▶ [Problem description]: Work out how many lines in the listing below include the word "amount"; answer with the number alone.

▶ [Data items]:
──────

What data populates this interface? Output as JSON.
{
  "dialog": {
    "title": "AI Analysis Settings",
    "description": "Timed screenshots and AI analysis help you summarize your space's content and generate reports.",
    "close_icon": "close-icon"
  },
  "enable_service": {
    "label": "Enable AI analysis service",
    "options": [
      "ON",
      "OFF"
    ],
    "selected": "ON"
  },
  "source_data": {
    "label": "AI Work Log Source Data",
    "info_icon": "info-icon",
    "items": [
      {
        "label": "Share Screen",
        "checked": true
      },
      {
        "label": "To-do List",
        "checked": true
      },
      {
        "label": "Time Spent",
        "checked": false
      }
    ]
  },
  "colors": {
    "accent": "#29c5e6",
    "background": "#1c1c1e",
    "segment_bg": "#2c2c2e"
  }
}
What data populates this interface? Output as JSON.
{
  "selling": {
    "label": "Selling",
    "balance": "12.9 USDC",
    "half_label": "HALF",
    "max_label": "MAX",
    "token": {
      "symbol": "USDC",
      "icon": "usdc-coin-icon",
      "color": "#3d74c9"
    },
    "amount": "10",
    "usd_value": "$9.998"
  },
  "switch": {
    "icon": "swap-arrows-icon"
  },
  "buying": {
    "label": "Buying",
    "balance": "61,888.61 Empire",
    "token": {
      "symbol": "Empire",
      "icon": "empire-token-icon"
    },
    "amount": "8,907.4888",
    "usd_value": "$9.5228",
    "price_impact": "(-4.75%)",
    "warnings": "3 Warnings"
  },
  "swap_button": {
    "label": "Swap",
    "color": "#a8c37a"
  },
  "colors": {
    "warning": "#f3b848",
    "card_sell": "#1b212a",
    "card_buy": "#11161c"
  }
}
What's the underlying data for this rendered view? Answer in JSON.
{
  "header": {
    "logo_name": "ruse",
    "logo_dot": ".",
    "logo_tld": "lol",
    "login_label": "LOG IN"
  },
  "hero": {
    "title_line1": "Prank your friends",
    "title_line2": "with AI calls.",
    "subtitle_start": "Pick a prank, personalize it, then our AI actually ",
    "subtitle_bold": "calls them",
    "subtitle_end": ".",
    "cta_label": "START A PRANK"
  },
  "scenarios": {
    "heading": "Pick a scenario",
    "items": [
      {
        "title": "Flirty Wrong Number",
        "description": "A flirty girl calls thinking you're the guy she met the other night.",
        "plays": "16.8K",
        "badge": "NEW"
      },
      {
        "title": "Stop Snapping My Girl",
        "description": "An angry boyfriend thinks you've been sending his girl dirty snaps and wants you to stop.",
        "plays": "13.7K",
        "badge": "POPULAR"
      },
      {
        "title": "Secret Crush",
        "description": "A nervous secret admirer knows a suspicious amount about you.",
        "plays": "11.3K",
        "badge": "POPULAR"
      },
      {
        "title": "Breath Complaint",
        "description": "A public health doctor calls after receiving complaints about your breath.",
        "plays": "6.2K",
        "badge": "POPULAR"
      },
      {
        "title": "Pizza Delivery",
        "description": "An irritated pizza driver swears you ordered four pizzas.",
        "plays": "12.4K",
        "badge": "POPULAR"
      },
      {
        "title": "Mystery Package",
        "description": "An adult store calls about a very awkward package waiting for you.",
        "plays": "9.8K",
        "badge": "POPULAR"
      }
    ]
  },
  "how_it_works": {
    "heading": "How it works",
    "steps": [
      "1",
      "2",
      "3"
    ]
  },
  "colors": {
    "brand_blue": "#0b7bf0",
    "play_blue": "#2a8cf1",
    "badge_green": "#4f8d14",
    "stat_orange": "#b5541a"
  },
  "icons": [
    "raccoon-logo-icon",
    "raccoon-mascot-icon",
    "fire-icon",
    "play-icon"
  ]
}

──────

▶ [Written answer]: 3